● The request: Omit every image, and transcribe the remaining entries exactly as given.

*** Supplied information ***

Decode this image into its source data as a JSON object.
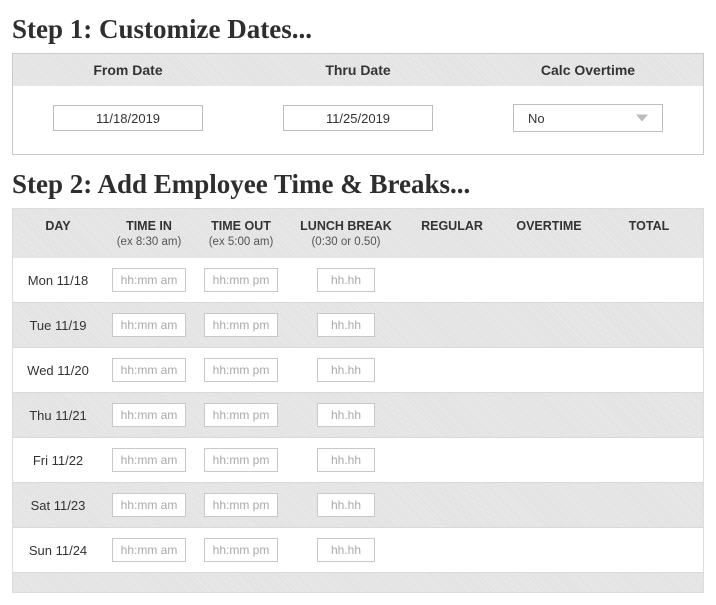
{
  "step1": {
    "title": "Step 1: Customize Dates...",
    "headers": {
      "from": "From Date",
      "thru": "Thru Date",
      "overtime": "Calc Overtime"
    },
    "from_value": "11/18/2019",
    "thru_value": "11/25/2019",
    "overtime_value": "No"
  },
  "step2": {
    "title": "Step 2: Add Employee Time & Breaks...",
    "headers": {
      "day": "DAY",
      "time_in": "TIME IN",
      "time_in_hint": "(ex 8:30 am)",
      "time_out": "TIME OUT",
      "time_out_hint": "(ex 5:00 am)",
      "lunch": "LUNCH BREAK",
      "lunch_hint": "(0:30 or 0.50)",
      "regular": "REGULAR",
      "overtime": "OVERTIME",
      "total": "TOTAL"
    },
    "placeholders": {
      "time_in": "hh:mm am",
      "time_out": "hh:mm pm",
      "break": "hh.hh"
    },
    "rows": [
      {
        "day": "Mon 11/18"
      },
      {
        "day": "Tue 11/19"
      },
      {
        "day": "Wed 11/20"
      },
      {
        "day": "Thu 11/21"
      },
      {
        "day": "Fri 11/22"
      },
      {
        "day": "Sat 11/23"
      },
      {
        "day": "Sun 11/24"
      }
    ]
  }
}
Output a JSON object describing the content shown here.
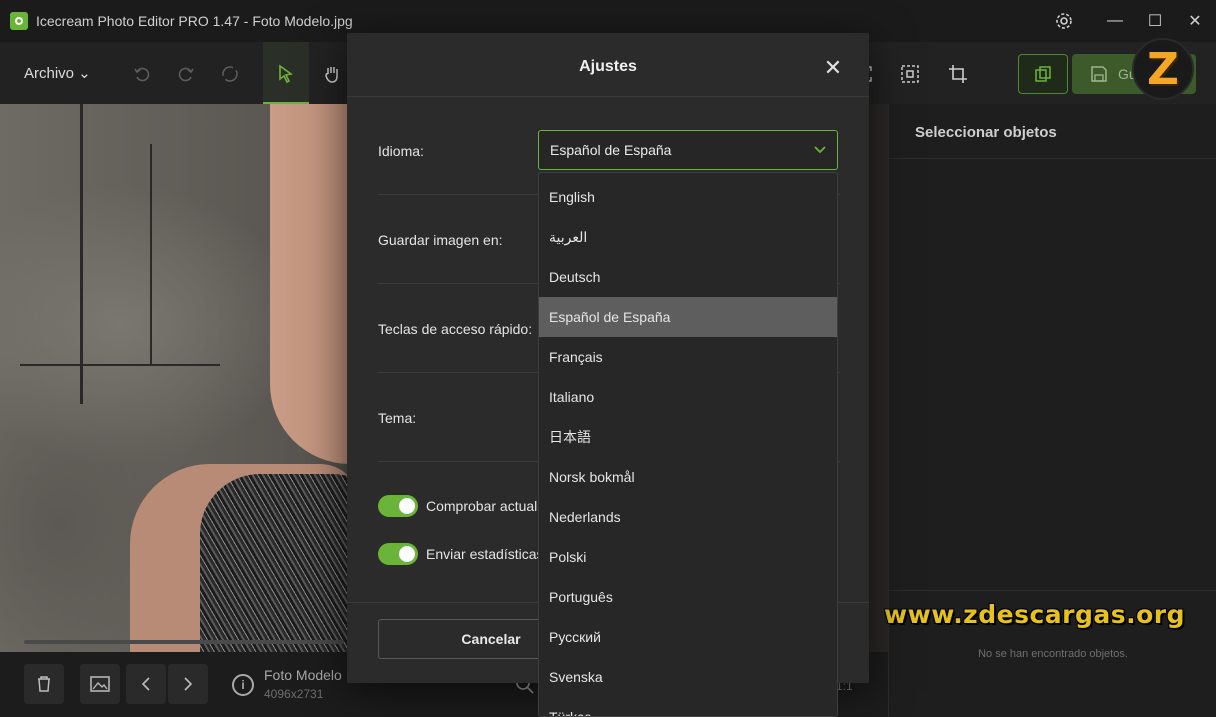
{
  "window": {
    "title": "Icecream Photo Editor PRO 1.47 - Foto Modelo.jpg",
    "controls": {
      "settings": "gear-icon",
      "minimize": "—",
      "maximize": "☐",
      "close": "✕"
    }
  },
  "toolbar": {
    "archivo_label": "Archivo ⌄",
    "save_label": "Guardar"
  },
  "panel": {
    "title": "Seleccionar objetos",
    "empty_text": "No se han encontrado objetos."
  },
  "bottom": {
    "file_name": "Foto Modelo",
    "file_size": "4096x2731",
    "ratio": "1:1"
  },
  "dialog": {
    "title": "Ajustes",
    "close": "✕",
    "language_label": "Idioma:",
    "language_value": "Español de España",
    "save_in_label": "Guardar imagen en:",
    "hotkeys_label": "Teclas de acceso rápido:",
    "theme_label": "Tema:",
    "check_updates_label": "Comprobar actuali",
    "send_stats_label": "Enviar estadísticas",
    "cancel_label": "Cancelar"
  },
  "language_options": [
    "English",
    "العربية",
    "Deutsch",
    "Español de España",
    "Français",
    "Italiano",
    "日本語",
    "Norsk bokmål",
    "Nederlands",
    "Polski",
    "Português",
    "Русский",
    "Svenska",
    "Türkçe"
  ],
  "selected_language": "Español de España",
  "watermark": {
    "logo_letter": "Z",
    "url": "www.zdescargas.org"
  },
  "colors": {
    "accent": "#6bb43a",
    "background": "#1d1d1d",
    "dialog": "#2b2b2b",
    "watermark": "#e8c21c"
  }
}
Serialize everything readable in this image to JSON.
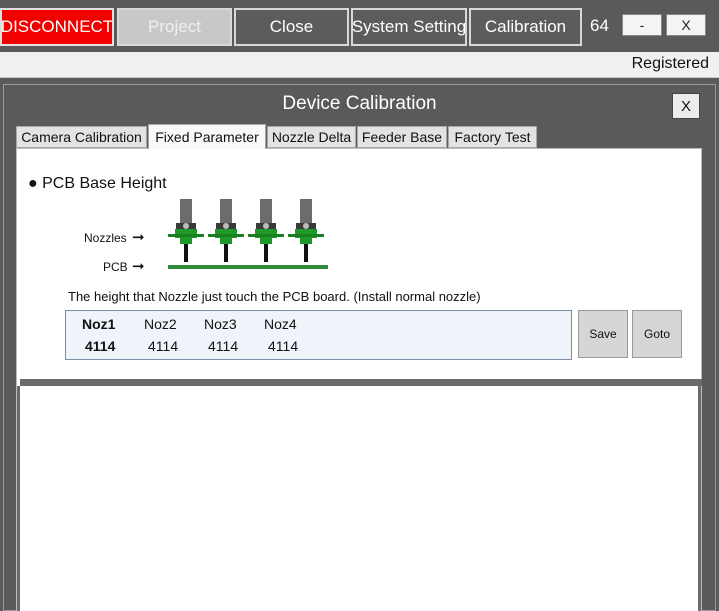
{
  "topbar": {
    "disconnect_label": "DISCONNECT",
    "project_label": "Project",
    "close_label": "Close",
    "system_setting_label": "System Setting",
    "calibration_label": "Calibration",
    "counter": "64",
    "minimize_label": "-",
    "exit_label": "X"
  },
  "status": {
    "registered": "Registered"
  },
  "dialog": {
    "title": "Device Calibration",
    "close_label": "X",
    "tabs": [
      {
        "label": "Camera Calibration"
      },
      {
        "label": "Fixed Parameter"
      },
      {
        "label": "Nozzle Delta"
      },
      {
        "label": "Feeder Base"
      },
      {
        "label": "Factory Test"
      }
    ],
    "active_tab": "Fixed Parameter",
    "section_title": "● PCB Base Height",
    "illustration": {
      "nozzles_label": "Nozzles",
      "pcb_label": "PCB",
      "arrow": "➞"
    },
    "description": "The height that Nozzle just touch the PCB board. (Install normal nozzle)",
    "values": {
      "headers": [
        "Noz1",
        "Noz2",
        "Noz3",
        "Noz4"
      ],
      "cells": [
        "4114",
        "4114",
        "4114",
        "4114"
      ]
    },
    "save_label": "Save",
    "goto_label": "Goto"
  },
  "colors": {
    "disconnect_bg": "#f20000",
    "window_bg": "#5a5a5a",
    "nozzle_green": "#1f9a2a",
    "value_box_bg": "#eef4fa"
  }
}
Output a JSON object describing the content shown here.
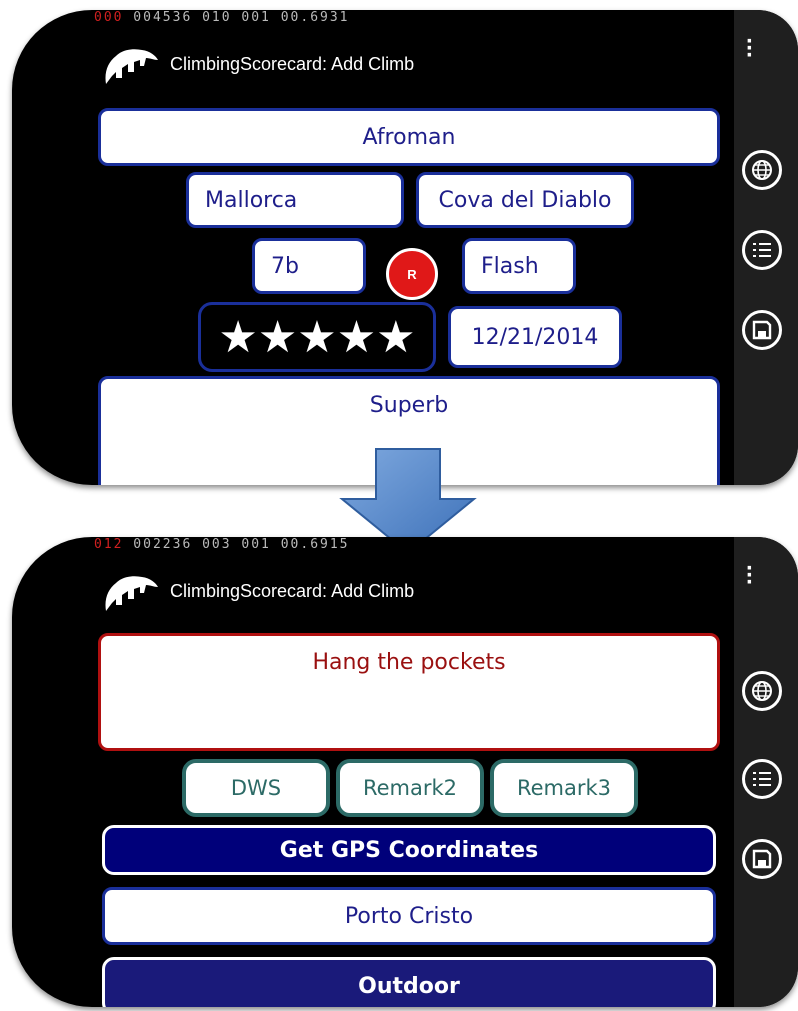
{
  "top_screen": {
    "debug_red": "000",
    "debug_rest": " 004536 010 001 00.6931",
    "title": "ClimbingScorecard: Add Climb",
    "route_name": "Afroman",
    "area": "Mallorca",
    "crag": "Cova del Diablo",
    "grade": "7b",
    "redpoint_badge": "R",
    "style": "Flash",
    "stars": "★★★★★",
    "date": "12/21/2014",
    "comment": "Superb"
  },
  "bottom_screen": {
    "debug_red": "012",
    "debug_rest": " 002236 003 001 00.6915",
    "title": "ClimbingScorecard: Add Climb",
    "comment": "Hang the pockets",
    "remarks": [
      "DWS",
      "Remark2",
      "Remark3"
    ],
    "gps_button": "Get GPS Coordinates",
    "location": "Porto Cristo",
    "setting_button": "Outdoor"
  },
  "colors": {
    "accent_dark_blue": "#00007a",
    "field_border": "#1a2f9a",
    "red_badge": "#e01818",
    "comment_red_border": "#b01010",
    "remark_teal": "#2c6a66"
  },
  "icons": {
    "appbar": [
      "globe-icon",
      "list-icon",
      "save-icon"
    ],
    "transition": "arrow-down-icon"
  }
}
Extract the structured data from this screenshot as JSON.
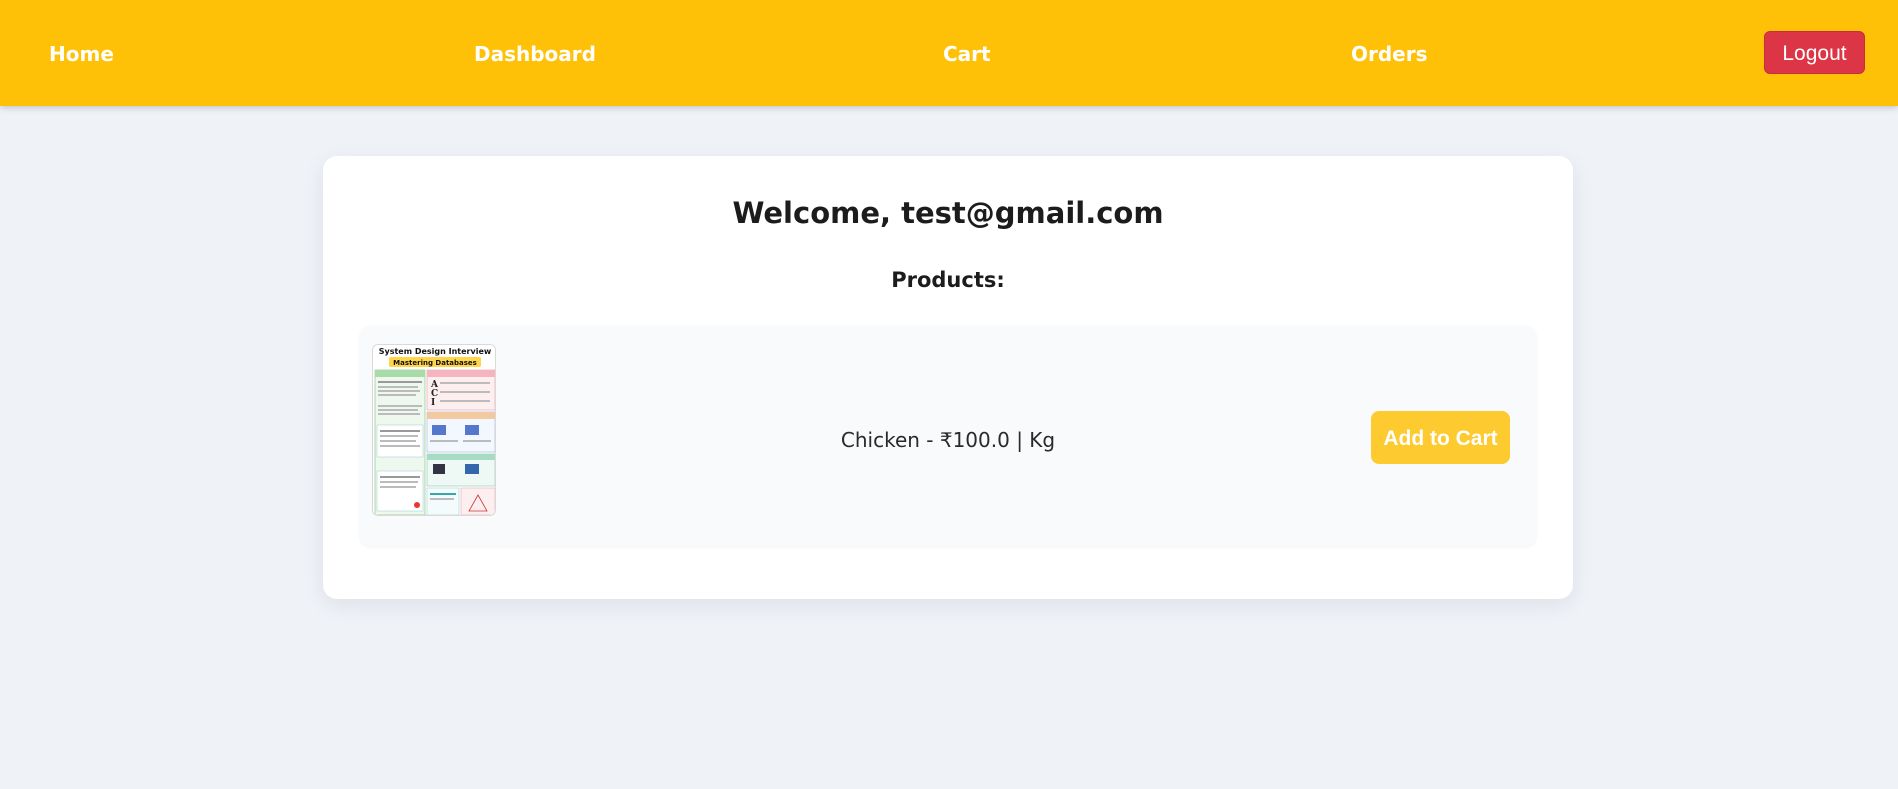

***

● Task answer:
Decode this image into its source data as a JSON object.
{
  "step1": {
    "title": "Step 1: Customize Dates...",
    "headers": {
      "from": "From Date",
      "thru": "Thru Date",
      "overtime": "Calc Overtime"
    },
    "from_value": "11/18/2019",
    "thru_value": "11/25/2019",
    "overtime_value": "No"
  },
  "step2": {
    "title": "Step 2: Add Employee Time & Breaks...",
    "headers": {
      "day": "DAY",
      "time_in": "TIME IN",
      "time_in_hint": "(ex 8:30 am)",
      "time_out": "TIME OUT",
      "time_out_hint": "(ex 5:00 am)",
      "lunch": "LUNCH BREAK",
      "lunch_hint": "(0:30 or 0.50)",
      "regular": "REGULAR",
      "overtime": "OVERTIME",
      "total": "TOTAL"
    },
    "placeholders": {
      "time_in": "hh:mm am",
      "time_out": "hh:mm pm",
      "break": "hh.hh"
    },
    "rows": [
      {
        "day": "Mon 11/18"
      },
      {
        "day": "Tue 11/19"
      },
      {
        "day": "Wed 11/20"
      },
      {
        "day": "Thu 11/21"
      },
      {
        "day": "Fri 11/22"
      },
      {
        "day": "Sat 11/23"
      },
      {
        "day": "Sun 11/24"
      }
    ]
  }
}
Output a JSON object describing the content shown here.
{
  "window": {
    "title": "Icecream Photo Editor PRO 1.47 - Foto Modelo.jpg",
    "controls": {
      "settings": "gear-icon",
      "minimize": "—",
      "maximize": "☐",
      "close": "✕"
    }
  },
  "toolbar": {
    "archivo_label": "Archivo ⌄",
    "save_label": "Guardar"
  },
  "panel": {
    "title": "Seleccionar objetos",
    "empty_text": "No se han encontrado objetos."
  },
  "bottom": {
    "file_name": "Foto Modelo",
    "file_size": "4096x2731",
    "ratio": "1:1"
  },
  "dialog": {
    "title": "Ajustes",
    "close": "✕",
    "language_label": "Idioma:",
    "language_value": "Español de España",
    "save_in_label": "Guardar imagen en:",
    "hotkeys_label": "Teclas de acceso rápido:",
    "theme_label": "Tema:",
    "check_updates_label": "Comprobar actuali",
    "send_stats_label": "Enviar estadísticas",
    "cancel_label": "Cancelar"
  },
  "language_options": [
    "English",
    "العربية",
    "Deutsch",
    "Español de España",
    "Français",
    "Italiano",
    "日本語",
    "Norsk bokmål",
    "Nederlands",
    "Polski",
    "Português",
    "Русский",
    "Svenska",
    "Türkçe"
  ],
  "selected_language": "Español de España",
  "watermark": {
    "logo_letter": "Z",
    "url": "www.zdescargas.org"
  },
  "colors": {
    "accent": "#6bb43a",
    "background": "#1d1d1d",
    "dialog": "#2b2b2b",
    "watermark": "#e8c21c"
  }
}
Serialize everything readable in this image to JSON.
{
  "topbar": {
    "disconnect_label": "DISCONNECT",
    "project_label": "Project",
    "close_label": "Close",
    "system_setting_label": "System Setting",
    "calibration_label": "Calibration",
    "counter": "64",
    "minimize_label": "-",
    "exit_label": "X"
  },
  "status": {
    "registered": "Registered"
  },
  "dialog": {
    "title": "Device Calibration",
    "close_label": "X",
    "tabs": [
      {
        "label": "Camera Calibration"
      },
      {
        "label": "Fixed Parameter"
      },
      {
        "label": "Nozzle Delta"
      },
      {
        "label": "Feeder Base"
      },
      {
        "label": "Factory Test"
      }
    ],
    "active_tab": "Fixed Parameter",
    "section_title": "● PCB Base Height",
    "illustration": {
      "nozzles_label": "Nozzles",
      "pcb_label": "PCB",
      "arrow": "➞"
    },
    "description": "The height that Nozzle just touch the PCB board. (Install normal nozzle)",
    "values": {
      "headers": [
        "Noz1",
        "Noz2",
        "Noz3",
        "Noz4"
      ],
      "cells": [
        "4114",
        "4114",
        "4114",
        "4114"
      ]
    },
    "save_label": "Save",
    "goto_label": "Goto"
  },
  "colors": {
    "disconnect_bg": "#f20000",
    "window_bg": "#5a5a5a",
    "nozzle_green": "#1f9a2a",
    "value_box_bg": "#eef4fa"
  }
}
Output a JSON object describing the content shown here.
{
  "top_screen": {
    "debug_red": "000",
    "debug_rest": " 004536 010 001 00.6931",
    "title": "ClimbingScorecard: Add Climb",
    "route_name": "Afroman",
    "area": "Mallorca",
    "crag": "Cova del Diablo",
    "grade": "7b",
    "redpoint_badge": "R",
    "style": "Flash",
    "stars": "★★★★★",
    "date": "12/21/2014",
    "comment": "Superb"
  },
  "bottom_screen": {
    "debug_red": "012",
    "debug_rest": " 002236 003 001 00.6915",
    "title": "ClimbingScorecard: Add Climb",
    "comment": "Hang the pockets",
    "remarks": [
      "DWS",
      "Remark2",
      "Remark3"
    ],
    "gps_button": "Get GPS Coordinates",
    "location": "Porto Cristo",
    "setting_button": "Outdoor"
  },
  "colors": {
    "accent_dark_blue": "#00007a",
    "field_border": "#1a2f9a",
    "red_badge": "#e01818",
    "comment_red_border": "#b01010",
    "remark_teal": "#2c6a66"
  },
  "icons": {
    "appbar": [
      "globe-icon",
      "list-icon",
      "save-icon"
    ],
    "transition": "arrow-down-icon"
  }
}
Extract the structured data from this screenshot as JSON.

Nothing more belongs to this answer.